══ GIVEN DATA
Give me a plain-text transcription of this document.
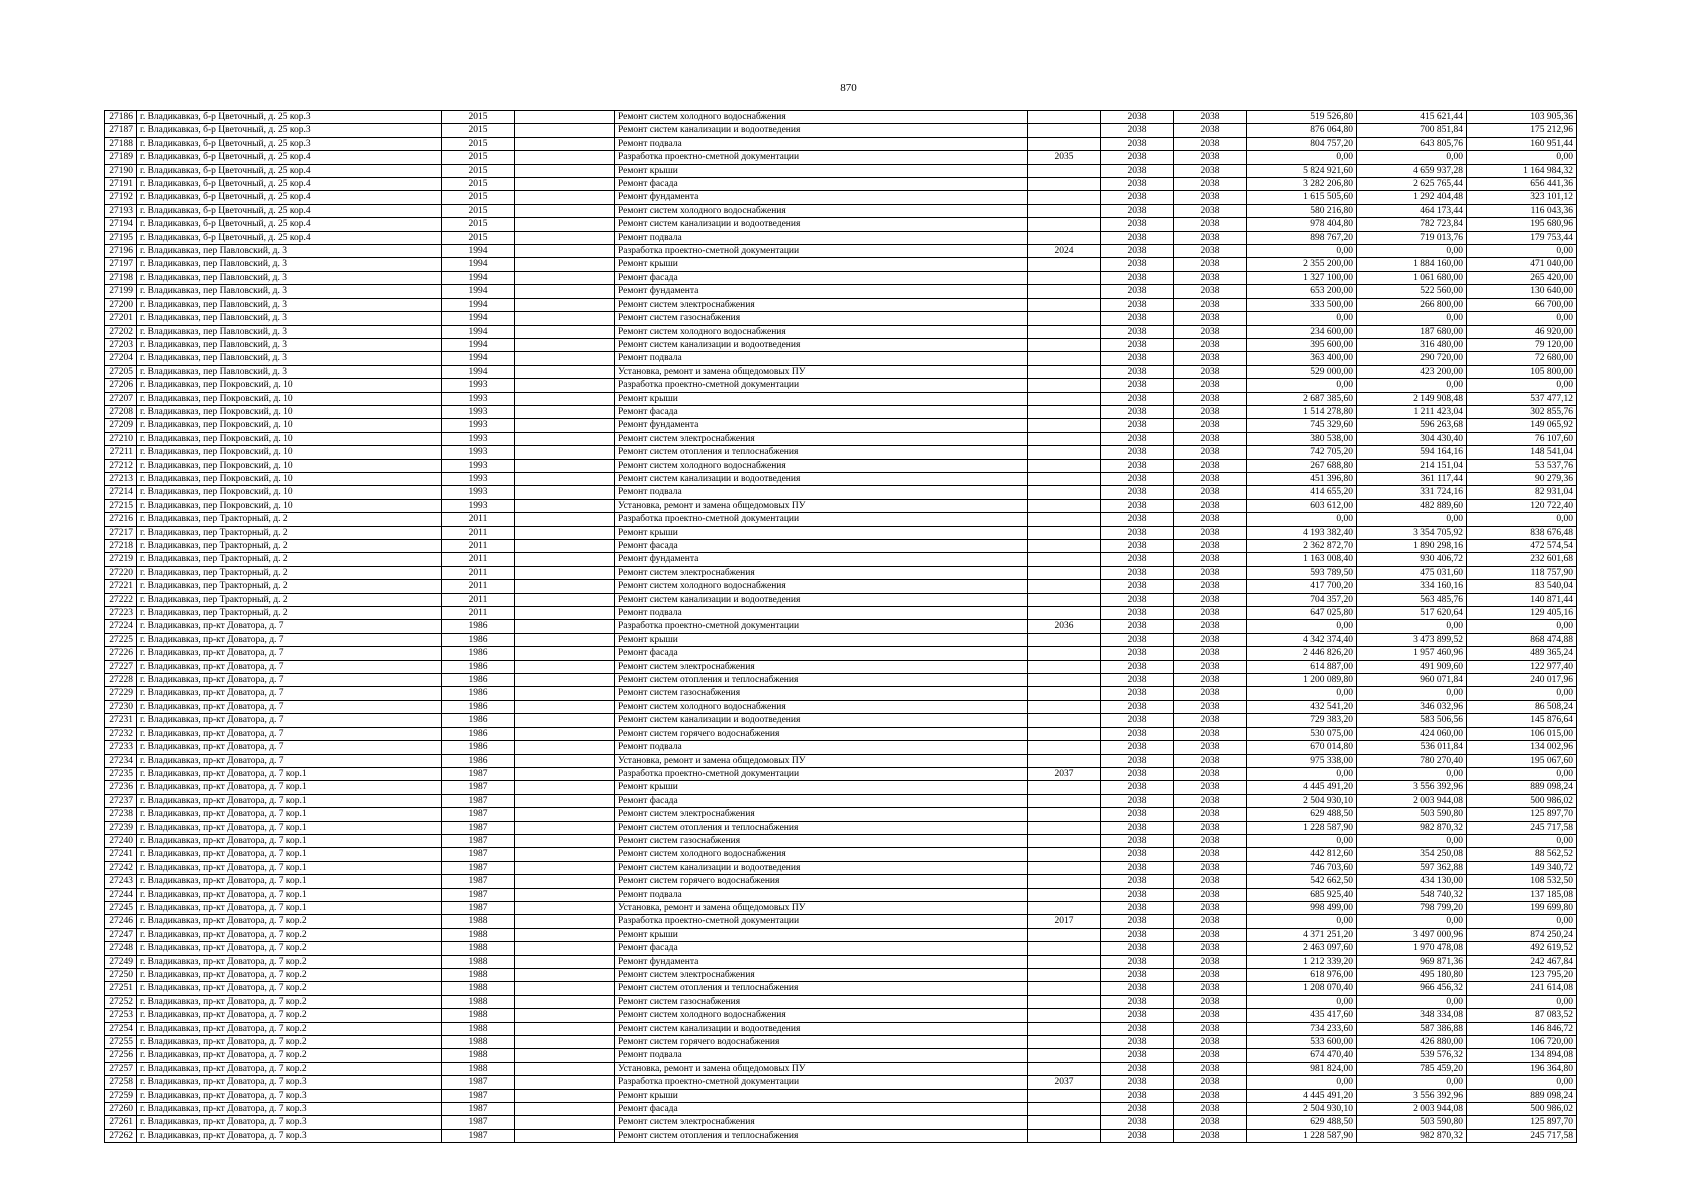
870
27186	г. Владикавказ, б-р Цветочный, д. 25 кор.3	2015		Ремонт систем холодного водоснабжения		2038	2038	519 526,80	415 621,44	103 905,36
27187	г. Владикавказ, б-р Цветочный, д. 25 кор.3	2015		Ремонт систем канализации и водоотведения		2038	2038	876 064,80	700 851,84	175 212,96
27188	г. Владикавказ, б-р Цветочный, д. 25 кор.3	2015		Ремонт подвала		2038	2038	804 757,20	643 805,76	160 951,44
27189	г. Владикавказ, б-р Цветочный, д. 25 кор.4	2015		Разработка проектно-сметной документации	2035	2038	2038	0,00	0,00	0,00
27190	г. Владикавказ, б-р Цветочный, д. 25 кор.4	2015		Ремонт крыши		2038	2038	5 824 921,60	4 659 937,28	1 164 984,32
27191	г. Владикавказ, б-р Цветочный, д. 25 кор.4	2015		Ремонт фасада		2038	2038	3 282 206,80	2 625 765,44	656 441,36
27192	г. Владикавказ, б-р Цветочный, д. 25 кор.4	2015		Ремонт фундамента		2038	2038	1 615 505,60	1 292 404,48	323 101,12
27193	г. Владикавказ, б-р Цветочный, д. 25 кор.4	2015		Ремонт систем холодного водоснабжения		2038	2038	580 216,80	464 173,44	116 043,36
27194	г. Владикавказ, б-р Цветочный, д. 25 кор.4	2015		Ремонт систем канализации и водоотведения		2038	2038	978 404,80	782 723,84	195 680,96
27195	г. Владикавказ, б-р Цветочный, д. 25 кор.4	2015		Ремонт подвала		2038	2038	898 767,20	719 013,76	179 753,44
27196	г. Владикавказ, пер Павловский, д. 3	1994		Разработка проектно-сметной документации	2024	2038	2038	0,00	0,00	0,00
27197	г. Владикавказ, пер Павловский, д. 3	1994		Ремонт крыши		2038	2038	2 355 200,00	1 884 160,00	471 040,00
27198	г. Владикавказ, пер Павловский, д. 3	1994		Ремонт фасада		2038	2038	1 327 100,00	1 061 680,00	265 420,00
27199	г. Владикавказ, пер Павловский, д. 3	1994		Ремонт фундамента		2038	2038	653 200,00	522 560,00	130 640,00
27200	г. Владикавказ, пер Павловский, д. 3	1994		Ремонт систем электроснабжения		2038	2038	333 500,00	266 800,00	66 700,00
27201	г. Владикавказ, пер Павловский, д. 3	1994		Ремонт систем газоснабжения		2038	2038	0,00	0,00	0,00
27202	г. Владикавказ, пер Павловский, д. 3	1994		Ремонт систем холодного водоснабжения		2038	2038	234 600,00	187 680,00	46 920,00
27203	г. Владикавказ, пер Павловский, д. 3	1994		Ремонт систем канализации и водоотведения		2038	2038	395 600,00	316 480,00	79 120,00
27204	г. Владикавказ, пер Павловский, д. 3	1994		Ремонт подвала		2038	2038	363 400,00	290 720,00	72 680,00
27205	г. Владикавказ, пер Павловский, д. 3	1994		Установка, ремонт и замена общедомовых ПУ		2038	2038	529 000,00	423 200,00	105 800,00
27206	г. Владикавказ, пер Покровский, д. 10	1993		Разработка проектно-сметной документации		2038	2038	0,00	0,00	0,00
27207	г. Владикавказ, пер Покровский, д. 10	1993		Ремонт крыши		2038	2038	2 687 385,60	2 149 908,48	537 477,12
27208	г. Владикавказ, пер Покровский, д. 10	1993		Ремонт фасада		2038	2038	1 514 278,80	1 211 423,04	302 855,76
27209	г. Владикавказ, пер Покровский, д. 10	1993		Ремонт фундамента		2038	2038	745 329,60	596 263,68	149 065,92
27210	г. Владикавказ, пер Покровский, д. 10	1993		Ремонт систем электроснабжения		2038	2038	380 538,00	304 430,40	76 107,60
27211	г. Владикавказ, пер Покровский, д. 10	1993		Ремонт систем отопления и теплоснабжения		2038	2038	742 705,20	594 164,16	148 541,04
27212	г. Владикавказ, пер Покровский, д. 10	1993		Ремонт систем холодного водоснабжения		2038	2038	267 688,80	214 151,04	53 537,76
27213	г. Владикавказ, пер Покровский, д. 10	1993		Ремонт систем канализации и водоотведения		2038	2038	451 396,80	361 117,44	90 279,36
27214	г. Владикавказ, пер Покровский, д. 10	1993		Ремонт подвала		2038	2038	414 655,20	331 724,16	82 931,04
27215	г. Владикавказ, пер Покровский, д. 10	1993		Установка, ремонт и замена общедомовых ПУ		2038	2038	603 612,00	482 889,60	120 722,40
27216	г. Владикавказ, пер Тракторный, д. 2	2011		Разработка проектно-сметной документации		2038	2038	0,00	0,00	0,00
27217	г. Владикавказ, пер Тракторный, д. 2	2011		Ремонт крыши		2038	2038	4 193 382,40	3 354 705,92	838 676,48
27218	г. Владикавказ, пер Тракторный, д. 2	2011		Ремонт фасада		2038	2038	2 362 872,70	1 890 298,16	472 574,54
27219	г. Владикавказ, пер Тракторный, д. 2	2011		Ремонт фундамента		2038	2038	1 163 008,40	930 406,72	232 601,68
27220	г. Владикавказ, пер Тракторный, д. 2	2011		Ремонт систем электроснабжения		2038	2038	593 789,50	475 031,60	118 757,90
27221	г. Владикавказ, пер Тракторный, д. 2	2011		Ремонт систем холодного водоснабжения		2038	2038	417 700,20	334 160,16	83 540,04
27222	г. Владикавказ, пер Тракторный, д. 2	2011		Ремонт систем канализации и водоотведения		2038	2038	704 357,20	563 485,76	140 871,44
27223	г. Владикавказ, пер Тракторный, д. 2	2011		Ремонт подвала		2038	2038	647 025,80	517 620,64	129 405,16
27224	г. Владикавказ, пр-кт Доватора, д. 7	1986		Разработка проектно-сметной документации	2036	2038	2038	0,00	0,00	0,00
27225	г. Владикавказ, пр-кт Доватора, д. 7	1986		Ремонт крыши		2038	2038	4 342 374,40	3 473 899,52	868 474,88
27226	г. Владикавказ, пр-кт Доватора, д. 7	1986		Ремонт фасада		2038	2038	2 446 826,20	1 957 460,96	489 365,24
27227	г. Владикавказ, пр-кт Доватора, д. 7	1986		Ремонт систем электроснабжения		2038	2038	614 887,00	491 909,60	122 977,40
27228	г. Владикавказ, пр-кт Доватора, д. 7	1986		Ремонт систем отопления и теплоснабжения		2038	2038	1 200 089,80	960 071,84	240 017,96
27229	г. Владикавказ, пр-кт Доватора, д. 7	1986		Ремонт систем газоснабжения		2038	2038	0,00	0,00	0,00
27230	г. Владикавказ, пр-кт Доватора, д. 7	1986		Ремонт систем холодного водоснабжения		2038	2038	432 541,20	346 032,96	86 508,24
27231	г. Владикавказ, пр-кт Доватора, д. 7	1986		Ремонт систем канализации и водоотведения		2038	2038	729 383,20	583 506,56	145 876,64
27232	г. Владикавказ, пр-кт Доватора, д. 7	1986		Ремонт систем горячего водоснабжения		2038	2038	530 075,00	424 060,00	106 015,00
27233	г. Владикавказ, пр-кт Доватора, д. 7	1986		Ремонт подвала		2038	2038	670 014,80	536 011,84	134 002,96
27234	г. Владикавказ, пр-кт Доватора, д. 7	1986		Установка, ремонт и замена общедомовых ПУ		2038	2038	975 338,00	780 270,40	195 067,60
27235	г. Владикавказ, пр-кт Доватора, д. 7 кор.1	1987		Разработка проектно-сметной документации	2037	2038	2038	0,00	0,00	0,00
27236	г. Владикавказ, пр-кт Доватора, д. 7 кор.1	1987		Ремонт крыши		2038	2038	4 445 491,20	3 556 392,96	889 098,24
27237	г. Владикавказ, пр-кт Доватора, д. 7 кор.1	1987		Ремонт фасада		2038	2038	2 504 930,10	2 003 944,08	500 986,02
27238	г. Владикавказ, пр-кт Доватора, д. 7 кор.1	1987		Ремонт систем электроснабжения		2038	2038	629 488,50	503 590,80	125 897,70
27239	г. Владикавказ, пр-кт Доватора, д. 7 кор.1	1987		Ремонт систем отопления и теплоснабжения		2038	2038	1 228 587,90	982 870,32	245 717,58
27240	г. Владикавказ, пр-кт Доватора, д. 7 кор.1	1987		Ремонт систем газоснабжения		2038	2038	0,00	0,00	0,00
27241	г. Владикавказ, пр-кт Доватора, д. 7 кор.1	1987		Ремонт систем холодного водоснабжения		2038	2038	442 812,60	354 250,08	88 562,52
27242	г. Владикавказ, пр-кт Доватора, д. 7 кор.1	1987		Ремонт систем канализации и водоотведения		2038	2038	746 703,60	597 362,88	149 340,72
27243	г. Владикавказ, пр-кт Доватора, д. 7 кор.1	1987		Ремонт систем горячего водоснабжения		2038	2038	542 662,50	434 130,00	108 532,50
27244	г. Владикавказ, пр-кт Доватора, д. 7 кор.1	1987		Ремонт подвала		2038	2038	685 925,40	548 740,32	137 185,08
27245	г. Владикавказ, пр-кт Доватора, д. 7 кор.1	1987		Установка, ремонт и замена общедомовых ПУ		2038	2038	998 499,00	798 799,20	199 699,80
27246	г. Владикавказ, пр-кт Доватора, д. 7 кор.2	1988		Разработка проектно-сметной документации	2017	2038	2038	0,00	0,00	0,00
27247	г. Владикавказ, пр-кт Доватора, д. 7 кор.2	1988		Ремонт крыши		2038	2038	4 371 251,20	3 497 000,96	874 250,24
27248	г. Владикавказ, пр-кт Доватора, д. 7 кор.2	1988		Ремонт фасада		2038	2038	2 463 097,60	1 970 478,08	492 619,52
27249	г. Владикавказ, пр-кт Доватора, д. 7 кор.2	1988		Ремонт фундамента		2038	2038	1 212 339,20	969 871,36	242 467,84
27250	г. Владикавказ, пр-кт Доватора, д. 7 кор.2	1988		Ремонт систем электроснабжения		2038	2038	618 976,00	495 180,80	123 795,20
27251	г. Владикавказ, пр-кт Доватора, д. 7 кор.2	1988		Ремонт систем отопления и теплоснабжения		2038	2038	1 208 070,40	966 456,32	241 614,08
27252	г. Владикавказ, пр-кт Доватора, д. 7 кор.2	1988		Ремонт систем газоснабжения		2038	2038	0,00	0,00	0,00
27253	г. Владикавказ, пр-кт Доватора, д. 7 кор.2	1988		Ремонт систем холодного водоснабжения		2038	2038	435 417,60	348 334,08	87 083,52
27254	г. Владикавказ, пр-кт Доватора, д. 7 кор.2	1988		Ремонт систем канализации и водоотведения		2038	2038	734 233,60	587 386,88	146 846,72
27255	г. Владикавказ, пр-кт Доватора, д. 7 кор.2	1988		Ремонт систем горячего водоснабжения		2038	2038	533 600,00	426 880,00	106 720,00
27256	г. Владикавказ, пр-кт Доватора, д. 7 кор.2	1988		Ремонт подвала		2038	2038	674 470,40	539 576,32	134 894,08
27257	г. Владикавказ, пр-кт Доватора, д. 7 кор.2	1988		Установка, ремонт и замена общедомовых ПУ		2038	2038	981 824,00	785 459,20	196 364,80
27258	г. Владикавказ, пр-кт Доватора, д. 7 кор.3	1987		Разработка проектно-сметной документации	2037	2038	2038	0,00	0,00	0,00
27259	г. Владикавказ, пр-кт Доватора, д. 7 кор.3	1987		Ремонт крыши		2038	2038	4 445 491,20	3 556 392,96	889 098,24
27260	г. Владикавказ, пр-кт Доватора, д. 7 кор.3	1987		Ремонт фасада		2038	2038	2 504 930,10	2 003 944,08	500 986,02
27261	г. Владикавказ, пр-кт Доватора, д. 7 кор.3	1987		Ремонт систем электроснабжения		2038	2038	629 488,50	503 590,80	125 897,70
27262	г. Владикавказ, пр-кт Доватора, д. 7 кор.3	1987		Ремонт систем отопления и теплоснабжения		2038	2038	1 228 587,90	982 870,32	245 717,58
════
Each line that has the word "Цветочный" counts once. How many such lines are in the data? Give the number alone.

**SOLUTION TO THE EXERCISE**: 10